_WORK TO BE COMPLETED:_
Find every line of the listing below where "Strahlenschutz" appears, and copy it.

Recorded data:
::::::::

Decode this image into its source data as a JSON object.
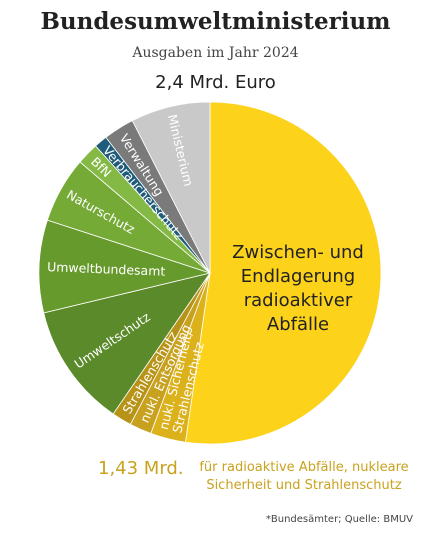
{
  "header": {
    "title": "Bundesumweltministerium",
    "subtitle": "Ausgaben im Jahr 2024",
    "total": "2,4 Mrd. Euro"
  },
  "chart_data": {
    "type": "pie",
    "unit": "Mrd. Euro",
    "total": 2.4,
    "slices": [
      {
        "label": "Zwischen- und Endlagerung radioaktiver Abfälle",
        "value": 1.255,
        "color": "#fcd21b"
      },
      {
        "label": "nukl. Sicherheit/ Strahlenschutz",
        "value": 0.08,
        "color": "#dcb21c"
      },
      {
        "label": "nukl. Entsorgung",
        "value": 0.05,
        "color": "#c8a11f"
      },
      {
        "label": "Strahlenschutz",
        "value": 0.045,
        "color": "#b79418"
      },
      {
        "label": "Umweltschutz",
        "value": 0.28,
        "color": "#5b8a2a"
      },
      {
        "label": "Umweltbundesamt",
        "value": 0.21,
        "color": "#679a2c"
      },
      {
        "label": "Naturschutz",
        "value": 0.15,
        "color": "#74aa35"
      },
      {
        "label": "BfN",
        "value": 0.05,
        "color": "#83b944"
      },
      {
        "label": "Verbraucherschutz",
        "value": 0.03,
        "color": "#1f5b7a"
      },
      {
        "label": "Verwaltung",
        "value": 0.07,
        "color": "#7a7a7a"
      },
      {
        "label": "Ministerium",
        "value": 0.18,
        "color": "#c9c9c9"
      }
    ]
  },
  "summary": {
    "amount": "1,43 Mrd.",
    "description_line1": "für radioaktive Abfälle, nukleare",
    "description_line2": "Sicherheit und Strahlenschutz"
  },
  "source": "*Bundesämter; Quelle: BMUV"
}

::::::::

_FINISHED EXERCISE:_
        "label": "nukl. Sicherheit/ Strahlenschutz",
        "label": "Strahlenschutz",
    "description_line2": "Sicherheit und Strahlenschutz"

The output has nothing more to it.